/PaperHelper

A versatile tool designed to streamline the process of fetching and managing academic paper information.

Primary LanguagePythonApache License 2.0Apache-2.0

PaperHelper

PaperHelper is a versatile tool designed to streamline the process of fetching and managing academic paper information. It aims to enhance the experience of researchers and students by providing efficient access to relevant papers and facilitating various paper-related tasks.

This project draws inspiration from arxiv-sanity-lite and aims to offer even more features. For now, one notable improvement is the utilization of semantic feature vectors, which enables PaperHelper to outperform arxiv-sanity-lite in finding similar papers.

The current version of PaperHelper is a functional prototype that successfully fetches papers from Arxiv and DBLP, and presents them in a web page. However, please note that the project is still under active development, and additional features and improvements are planned.

TODO:

  • Basic search function
  • Improve search efficiency by storing feature vectors in a separate file outside the database.
  • Show similar papers for a given paper using feature vectors.
  • Fetch information from DBLP database.
  • Implement an Edit page for users to modify paper information.
  • Incorporate semantic embedding methods like MiniLM for enhanced performance.
  • Develop a Settings page for users to configure default queries, the number of similar papers to display, ranking parameters, and more.
  • Enhance search results by incorporating the effective search method from arxiv-sanity-lite as Match, which users can select in the Settings page.
  • Add paper from bib file.
  • Automatically generate keywords for paper.
  • Filter papers by author name, publication, year, etc.
  • Implement abstract parsing for additional conferences.
  • Create a page to allow users to manually compute feature vectors.
  • Enable users to add tags to papers.
  • Provide recommendations based on tagged papers, similar to arxiv-sanity-lite.
  • Develop an Analysis page for specific conferences.

Installation

We recommend using conda to manage the environment.

conda create -n paper_helper python=3.11

Then, activate the environment and install the dependencies.

conda activate paper_helper
pip install -r requirements.txt

Usage

Please change the directory to the root of the project before running the following commands.

Start the server

python ./serve.py

Then, open the browser and go to http://localhost:40500/. (The default port is 40500, you can change it in serve.py)

For the first time, you may find that no paper was listed in the web page. You need to fetch papers from Arxiv first.

Fetch from Arxiv

You can fetch papers from Arxiv by running the following command. Note that this will fetch 20 papers from Arxiv with default query. You can change the default query in the settings page.

python ./arxiv_fetcher.py --num 20 

You can also specify the query in the command. For example, the following command will fetch 20 papers with the query cat:cs.CV (Computer Vision).

python ./arxiv_fetcher.py --num 20 --query "cat:cs.CV"

» **Exercise 1**: Can you give the records below again, swapping each "x-tick-label" for "x-axis-tick" and leaving everything else unchanged?

» **Records to process**:
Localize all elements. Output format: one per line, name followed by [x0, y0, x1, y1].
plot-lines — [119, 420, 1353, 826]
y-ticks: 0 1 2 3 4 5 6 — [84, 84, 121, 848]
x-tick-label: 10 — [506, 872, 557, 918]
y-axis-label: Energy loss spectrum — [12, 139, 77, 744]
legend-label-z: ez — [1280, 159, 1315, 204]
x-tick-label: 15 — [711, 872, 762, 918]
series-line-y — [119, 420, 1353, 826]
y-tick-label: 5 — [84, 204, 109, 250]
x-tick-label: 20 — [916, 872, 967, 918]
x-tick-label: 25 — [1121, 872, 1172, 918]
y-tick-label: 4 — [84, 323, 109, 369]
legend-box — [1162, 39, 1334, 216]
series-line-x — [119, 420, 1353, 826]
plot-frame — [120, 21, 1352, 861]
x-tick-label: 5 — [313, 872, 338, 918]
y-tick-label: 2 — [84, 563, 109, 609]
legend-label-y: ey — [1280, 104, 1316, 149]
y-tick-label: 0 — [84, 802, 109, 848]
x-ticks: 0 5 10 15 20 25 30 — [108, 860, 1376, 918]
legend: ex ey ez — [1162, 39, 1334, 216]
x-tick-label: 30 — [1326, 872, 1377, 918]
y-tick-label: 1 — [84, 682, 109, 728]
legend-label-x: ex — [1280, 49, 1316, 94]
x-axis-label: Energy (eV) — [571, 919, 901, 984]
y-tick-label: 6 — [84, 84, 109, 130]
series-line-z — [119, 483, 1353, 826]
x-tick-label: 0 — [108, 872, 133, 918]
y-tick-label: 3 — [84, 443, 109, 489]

» **Exercise 2**: Can you print the part of the PaperHelper readme from "conda activate paper_helper" to "it in serve.py)" word for word?

» **Full answer 1**:
Localize all elements. Output format: one per line, name followed by [x0, y0, x1, y1].
plot-lines — [119, 420, 1353, 826]
y-ticks: 0 1 2 3 4 5 6 — [84, 84, 121, 848]
x-axis-tick: 10 — [506, 872, 557, 918]
y-axis-label: Energy loss spectrum — [12, 139, 77, 744]
legend-label-z: ez — [1280, 159, 1315, 204]
x-axis-tick: 15 — [711, 872, 762, 918]
series-line-y — [119, 420, 1353, 826]
y-tick-label: 5 — [84, 204, 109, 250]
x-axis-tick: 20 — [916, 872, 967, 918]
x-axis-tick: 25 — [1121, 872, 1172, 918]
y-tick-label: 4 — [84, 323, 109, 369]
legend-box — [1162, 39, 1334, 216]
series-line-x — [119, 420, 1353, 826]
plot-frame — [120, 21, 1352, 861]
x-axis-tick: 5 — [313, 872, 338, 918]
y-tick-label: 2 — [84, 563, 109, 609]
legend-label-y: ey — [1280, 104, 1316, 149]
y-tick-label: 0 — [84, 802, 109, 848]
x-ticks: 0 5 10 15 20 25 30 — [108, 860, 1376, 918]
legend: ex ey ez — [1162, 39, 1334, 216]
x-axis-tick: 30 — [1326, 872, 1377, 918]
y-tick-label: 1 — [84, 682, 109, 728]
legend-label-x: ex — [1280, 49, 1316, 94]
x-axis-label: Energy (eV) — [571, 919, 901, 984]
y-tick-label: 6 — [84, 84, 109, 130]
series-line-z — [119, 483, 1353, 826]
x-axis-tick: 0 — [108, 872, 133, 918]
y-tick-label: 3 — [84, 443, 109, 489]

» **Full answer 2**:
conda activate paper_helper
pip install -r requirements.txt

Usage

Please change the directory to the root of the project before running the following commands.

Start the server

python ./serve.py

Then, open the browser and go to http://localhost:40500/. (The default port is 40500, you can change it in serve.py)